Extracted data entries
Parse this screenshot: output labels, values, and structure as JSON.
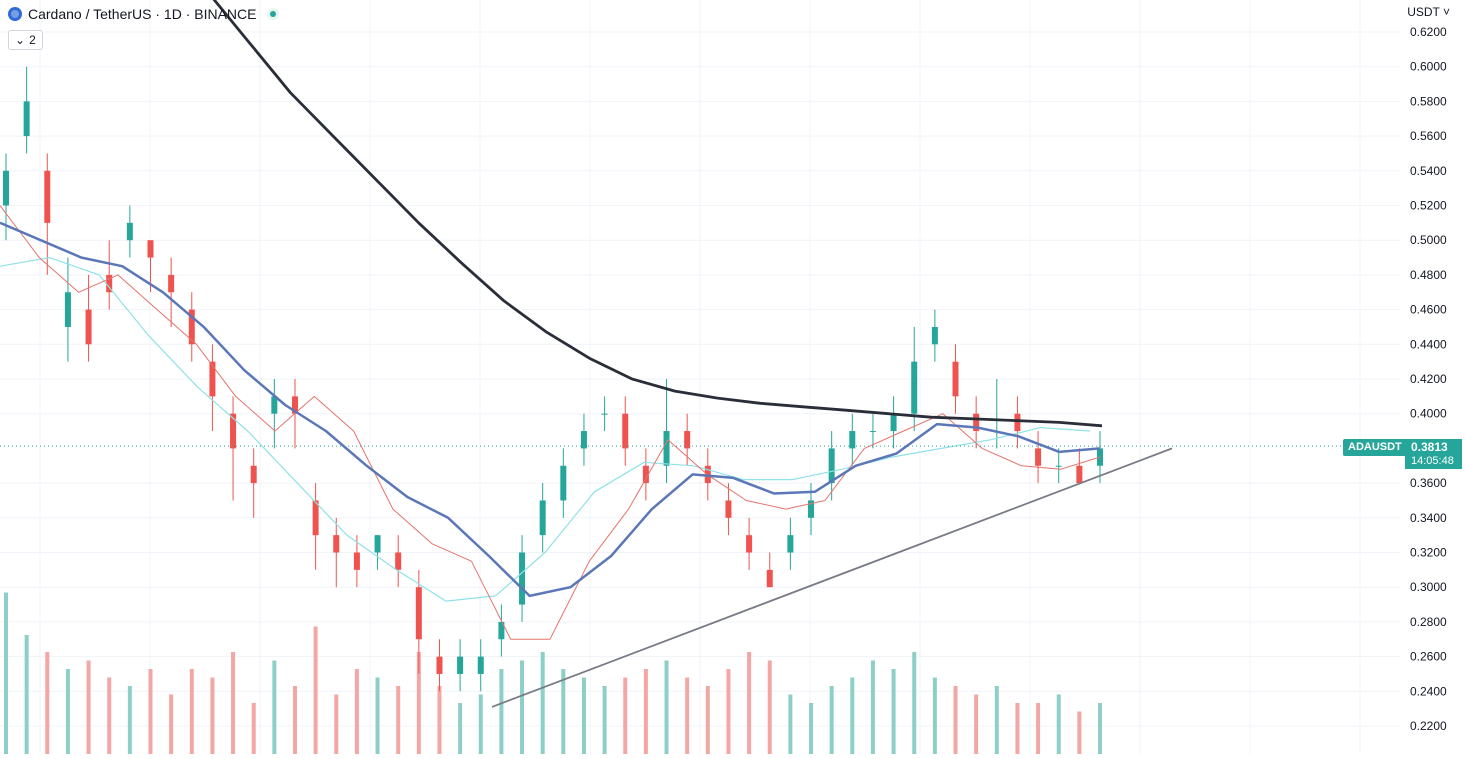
{
  "header": {
    "symbol_title": "Cardano / TetherUS · 1D · BINANCE",
    "indicator_count": "2",
    "currency": "USDT"
  },
  "price_label": {
    "ticker": "ADAUSDT",
    "price": "0.3813",
    "countdown": "14:05:48"
  },
  "colors": {
    "up": "#26a69a",
    "down": "#ef5350",
    "ma_long": "#2a2e39",
    "ma_mid": "#5b77b8",
    "ma_short": "#e5736c",
    "ma_cyan": "#8fe2e8",
    "trendline": "#787b86"
  },
  "chart_data": {
    "type": "candlestick",
    "yaxis_ticks": [
      "0.6200",
      "0.6000",
      "0.5800",
      "0.5600",
      "0.5400",
      "0.5200",
      "0.5000",
      "0.4800",
      "0.4600",
      "0.4400",
      "0.4200",
      "0.4000",
      "0.3600",
      "0.3400",
      "0.3200",
      "0.3000",
      "0.2800",
      "0.2600",
      "0.2400",
      "0.2200"
    ],
    "ylim": [
      0.212,
      0.625
    ],
    "last_price": 0.3813,
    "trendline": [
      [
        0,
        0.231
      ],
      [
        1,
        0.38
      ]
    ],
    "ma_long": [
      0.645,
      0.615,
      0.585,
      0.56,
      0.535,
      0.51,
      0.487,
      0.465,
      0.447,
      0.432,
      0.42,
      0.413,
      0.409,
      0.406,
      0.404,
      0.402,
      0.4,
      0.398,
      0.397,
      0.396,
      0.395,
      0.393
    ],
    "ma_mid": [
      0.51,
      0.5,
      0.49,
      0.485,
      0.47,
      0.45,
      0.425,
      0.405,
      0.39,
      0.37,
      0.352,
      0.34,
      0.318,
      0.295,
      0.3,
      0.318,
      0.345,
      0.365,
      0.363,
      0.354,
      0.355,
      0.37,
      0.377,
      0.394,
      0.392,
      0.387,
      0.378,
      0.38
    ],
    "ma_short": [
      0.52,
      0.49,
      0.47,
      0.48,
      0.46,
      0.44,
      0.41,
      0.39,
      0.41,
      0.39,
      0.345,
      0.325,
      0.315,
      0.27,
      0.27,
      0.315,
      0.345,
      0.385,
      0.365,
      0.35,
      0.345,
      0.35,
      0.38,
      0.39,
      0.4,
      0.38,
      0.37,
      0.368,
      0.375
    ],
    "ma_cyan": [
      0.485,
      0.49,
      0.48,
      0.445,
      0.415,
      0.39,
      0.36,
      0.33,
      0.31,
      0.292,
      0.295,
      0.32,
      0.355,
      0.372,
      0.37,
      0.362,
      0.362,
      0.368,
      0.375,
      0.38,
      0.385,
      0.392,
      0.39
    ],
    "candles": [
      [
        0.52,
        0.54,
        0.5,
        0.55
      ],
      [
        0.56,
        0.58,
        0.55,
        0.6
      ],
      [
        0.54,
        0.51,
        0.48,
        0.55
      ],
      [
        0.45,
        0.47,
        0.43,
        0.49
      ],
      [
        0.46,
        0.44,
        0.43,
        0.48
      ],
      [
        0.48,
        0.47,
        0.46,
        0.5
      ],
      [
        0.5,
        0.51,
        0.49,
        0.52
      ],
      [
        0.5,
        0.49,
        0.47,
        0.5
      ],
      [
        0.48,
        0.47,
        0.45,
        0.49
      ],
      [
        0.46,
        0.44,
        0.43,
        0.47
      ],
      [
        0.43,
        0.41,
        0.39,
        0.44
      ],
      [
        0.4,
        0.38,
        0.35,
        0.41
      ],
      [
        0.37,
        0.36,
        0.34,
        0.38
      ],
      [
        0.4,
        0.41,
        0.38,
        0.42
      ],
      [
        0.41,
        0.4,
        0.38,
        0.42
      ],
      [
        0.35,
        0.33,
        0.31,
        0.36
      ],
      [
        0.33,
        0.32,
        0.3,
        0.34
      ],
      [
        0.32,
        0.31,
        0.3,
        0.33
      ],
      [
        0.32,
        0.33,
        0.31,
        0.33
      ],
      [
        0.32,
        0.31,
        0.3,
        0.33
      ],
      [
        0.3,
        0.27,
        0.25,
        0.31
      ],
      [
        0.26,
        0.25,
        0.24,
        0.27
      ],
      [
        0.25,
        0.26,
        0.24,
        0.27
      ],
      [
        0.25,
        0.26,
        0.24,
        0.27
      ],
      [
        0.27,
        0.28,
        0.26,
        0.29
      ],
      [
        0.29,
        0.32,
        0.28,
        0.33
      ],
      [
        0.33,
        0.35,
        0.32,
        0.36
      ],
      [
        0.35,
        0.37,
        0.34,
        0.38
      ],
      [
        0.38,
        0.39,
        0.37,
        0.4
      ],
      [
        0.4,
        0.4,
        0.39,
        0.41
      ],
      [
        0.4,
        0.38,
        0.37,
        0.41
      ],
      [
        0.37,
        0.36,
        0.35,
        0.38
      ],
      [
        0.37,
        0.39,
        0.36,
        0.42
      ],
      [
        0.39,
        0.38,
        0.37,
        0.4
      ],
      [
        0.37,
        0.36,
        0.35,
        0.38
      ],
      [
        0.35,
        0.34,
        0.33,
        0.36
      ],
      [
        0.33,
        0.32,
        0.31,
        0.34
      ],
      [
        0.31,
        0.3,
        0.3,
        0.32
      ],
      [
        0.32,
        0.33,
        0.31,
        0.34
      ],
      [
        0.34,
        0.35,
        0.33,
        0.36
      ],
      [
        0.36,
        0.38,
        0.35,
        0.39
      ],
      [
        0.38,
        0.39,
        0.37,
        0.4
      ],
      [
        0.39,
        0.39,
        0.38,
        0.4
      ],
      [
        0.39,
        0.4,
        0.38,
        0.41
      ],
      [
        0.4,
        0.43,
        0.39,
        0.45
      ],
      [
        0.44,
        0.45,
        0.43,
        0.46
      ],
      [
        0.43,
        0.41,
        0.4,
        0.44
      ],
      [
        0.4,
        0.39,
        0.38,
        0.41
      ],
      [
        0.39,
        0.39,
        0.38,
        0.42
      ],
      [
        0.4,
        0.39,
        0.38,
        0.41
      ],
      [
        0.38,
        0.37,
        0.36,
        0.39
      ],
      [
        0.37,
        0.37,
        0.36,
        0.38
      ],
      [
        0.37,
        0.36,
        0.36,
        0.38
      ],
      [
        0.37,
        0.38,
        0.36,
        0.39
      ]
    ],
    "volume": [
      0.95,
      0.7,
      0.6,
      0.5,
      0.55,
      0.45,
      0.4,
      0.5,
      0.35,
      0.5,
      0.45,
      0.6,
      0.3,
      0.55,
      0.4,
      0.75,
      0.35,
      0.5,
      0.45,
      0.4,
      0.6,
      0.4,
      0.3,
      0.35,
      0.5,
      0.55,
      0.6,
      0.5,
      0.45,
      0.4,
      0.45,
      0.5,
      0.55,
      0.45,
      0.4,
      0.5,
      0.6,
      0.55,
      0.35,
      0.3,
      0.4,
      0.45,
      0.55,
      0.5,
      0.6,
      0.45,
      0.4,
      0.35,
      0.4,
      0.3,
      0.3,
      0.35,
      0.25,
      0.3
    ]
  }
}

Task details: Retype the entries word for word. Omit any images.

Solution to this task:
Parse this screenshot: output labels, values, and structure as JSON.
{
  "header": {
    "symbol_title": "Cardano / TetherUS · 1D · BINANCE",
    "indicator_count": "2",
    "currency": "USDT"
  },
  "price_label": {
    "ticker": "ADAUSDT",
    "price": "0.3813",
    "countdown": "14:05:48"
  },
  "colors": {
    "up": "#26a69a",
    "down": "#ef5350",
    "ma_long": "#2a2e39",
    "ma_mid": "#5b77b8",
    "ma_short": "#e5736c",
    "ma_cyan": "#8fe2e8",
    "trendline": "#787b86"
  },
  "chart_data": {
    "type": "candlestick",
    "yaxis_ticks": [
      "0.6200",
      "0.6000",
      "0.5800",
      "0.5600",
      "0.5400",
      "0.5200",
      "0.5000",
      "0.4800",
      "0.4600",
      "0.4400",
      "0.4200",
      "0.4000",
      "0.3600",
      "0.3400",
      "0.3200",
      "0.3000",
      "0.2800",
      "0.2600",
      "0.2400",
      "0.2200"
    ],
    "ylim": [
      0.212,
      0.625
    ],
    "last_price": 0.3813,
    "trendline": [
      [
        0,
        0.231
      ],
      [
        1,
        0.38
      ]
    ],
    "ma_long": [
      0.645,
      0.615,
      0.585,
      0.56,
      0.535,
      0.51,
      0.487,
      0.465,
      0.447,
      0.432,
      0.42,
      0.413,
      0.409,
      0.406,
      0.404,
      0.402,
      0.4,
      0.398,
      0.397,
      0.396,
      0.395,
      0.393
    ],
    "ma_mid": [
      0.51,
      0.5,
      0.49,
      0.485,
      0.47,
      0.45,
      0.425,
      0.405,
      0.39,
      0.37,
      0.352,
      0.34,
      0.318,
      0.295,
      0.3,
      0.318,
      0.345,
      0.365,
      0.363,
      0.354,
      0.355,
      0.37,
      0.377,
      0.394,
      0.392,
      0.387,
      0.378,
      0.38
    ],
    "ma_short": [
      0.52,
      0.49,
      0.47,
      0.48,
      0.46,
      0.44,
      0.41,
      0.39,
      0.41,
      0.39,
      0.345,
      0.325,
      0.315,
      0.27,
      0.27,
      0.315,
      0.345,
      0.385,
      0.365,
      0.35,
      0.345,
      0.35,
      0.38,
      0.39,
      0.4,
      0.38,
      0.37,
      0.368,
      0.375
    ],
    "ma_cyan": [
      0.485,
      0.49,
      0.48,
      0.445,
      0.415,
      0.39,
      0.36,
      0.33,
      0.31,
      0.292,
      0.295,
      0.32,
      0.355,
      0.372,
      0.37,
      0.362,
      0.362,
      0.368,
      0.375,
      0.38,
      0.385,
      0.392,
      0.39
    ],
    "candles": [
      [
        0.52,
        0.54,
        0.5,
        0.55
      ],
      [
        0.56,
        0.58,
        0.55,
        0.6
      ],
      [
        0.54,
        0.51,
        0.48,
        0.55
      ],
      [
        0.45,
        0.47,
        0.43,
        0.49
      ],
      [
        0.46,
        0.44,
        0.43,
        0.48
      ],
      [
        0.48,
        0.47,
        0.46,
        0.5
      ],
      [
        0.5,
        0.51,
        0.49,
        0.52
      ],
      [
        0.5,
        0.49,
        0.47,
        0.5
      ],
      [
        0.48,
        0.47,
        0.45,
        0.49
      ],
      [
        0.46,
        0.44,
        0.43,
        0.47
      ],
      [
        0.43,
        0.41,
        0.39,
        0.44
      ],
      [
        0.4,
        0.38,
        0.35,
        0.41
      ],
      [
        0.37,
        0.36,
        0.34,
        0.38
      ],
      [
        0.4,
        0.41,
        0.38,
        0.42
      ],
      [
        0.41,
        0.4,
        0.38,
        0.42
      ],
      [
        0.35,
        0.33,
        0.31,
        0.36
      ],
      [
        0.33,
        0.32,
        0.3,
        0.34
      ],
      [
        0.32,
        0.31,
        0.3,
        0.33
      ],
      [
        0.32,
        0.33,
        0.31,
        0.33
      ],
      [
        0.32,
        0.31,
        0.3,
        0.33
      ],
      [
        0.3,
        0.27,
        0.25,
        0.31
      ],
      [
        0.26,
        0.25,
        0.24,
        0.27
      ],
      [
        0.25,
        0.26,
        0.24,
        0.27
      ],
      [
        0.25,
        0.26,
        0.24,
        0.27
      ],
      [
        0.27,
        0.28,
        0.26,
        0.29
      ],
      [
        0.29,
        0.32,
        0.28,
        0.33
      ],
      [
        0.33,
        0.35,
        0.32,
        0.36
      ],
      [
        0.35,
        0.37,
        0.34,
        0.38
      ],
      [
        0.38,
        0.39,
        0.37,
        0.4
      ],
      [
        0.4,
        0.4,
        0.39,
        0.41
      ],
      [
        0.4,
        0.38,
        0.37,
        0.41
      ],
      [
        0.37,
        0.36,
        0.35,
        0.38
      ],
      [
        0.37,
        0.39,
        0.36,
        0.42
      ],
      [
        0.39,
        0.38,
        0.37,
        0.4
      ],
      [
        0.37,
        0.36,
        0.35,
        0.38
      ],
      [
        0.35,
        0.34,
        0.33,
        0.36
      ],
      [
        0.33,
        0.32,
        0.31,
        0.34
      ],
      [
        0.31,
        0.3,
        0.3,
        0.32
      ],
      [
        0.32,
        0.33,
        0.31,
        0.34
      ],
      [
        0.34,
        0.35,
        0.33,
        0.36
      ],
      [
        0.36,
        0.38,
        0.35,
        0.39
      ],
      [
        0.38,
        0.39,
        0.37,
        0.4
      ],
      [
        0.39,
        0.39,
        0.38,
        0.4
      ],
      [
        0.39,
        0.4,
        0.38,
        0.41
      ],
      [
        0.4,
        0.43,
        0.39,
        0.45
      ],
      [
        0.44,
        0.45,
        0.43,
        0.46
      ],
      [
        0.43,
        0.41,
        0.4,
        0.44
      ],
      [
        0.4,
        0.39,
        0.38,
        0.41
      ],
      [
        0.39,
        0.39,
        0.38,
        0.42
      ],
      [
        0.4,
        0.39,
        0.38,
        0.41
      ],
      [
        0.38,
        0.37,
        0.36,
        0.39
      ],
      [
        0.37,
        0.37,
        0.36,
        0.38
      ],
      [
        0.37,
        0.36,
        0.36,
        0.38
      ],
      [
        0.37,
        0.38,
        0.36,
        0.39
      ]
    ],
    "volume": [
      0.95,
      0.7,
      0.6,
      0.5,
      0.55,
      0.45,
      0.4,
      0.5,
      0.35,
      0.5,
      0.45,
      0.6,
      0.3,
      0.55,
      0.4,
      0.75,
      0.35,
      0.5,
      0.45,
      0.4,
      0.6,
      0.4,
      0.3,
      0.35,
      0.5,
      0.55,
      0.6,
      0.5,
      0.45,
      0.4,
      0.45,
      0.5,
      0.55,
      0.45,
      0.4,
      0.5,
      0.6,
      0.55,
      0.35,
      0.3,
      0.4,
      0.45,
      0.55,
      0.5,
      0.6,
      0.45,
      0.4,
      0.35,
      0.4,
      0.3,
      0.3,
      0.35,
      0.25,
      0.3
    ]
  }
}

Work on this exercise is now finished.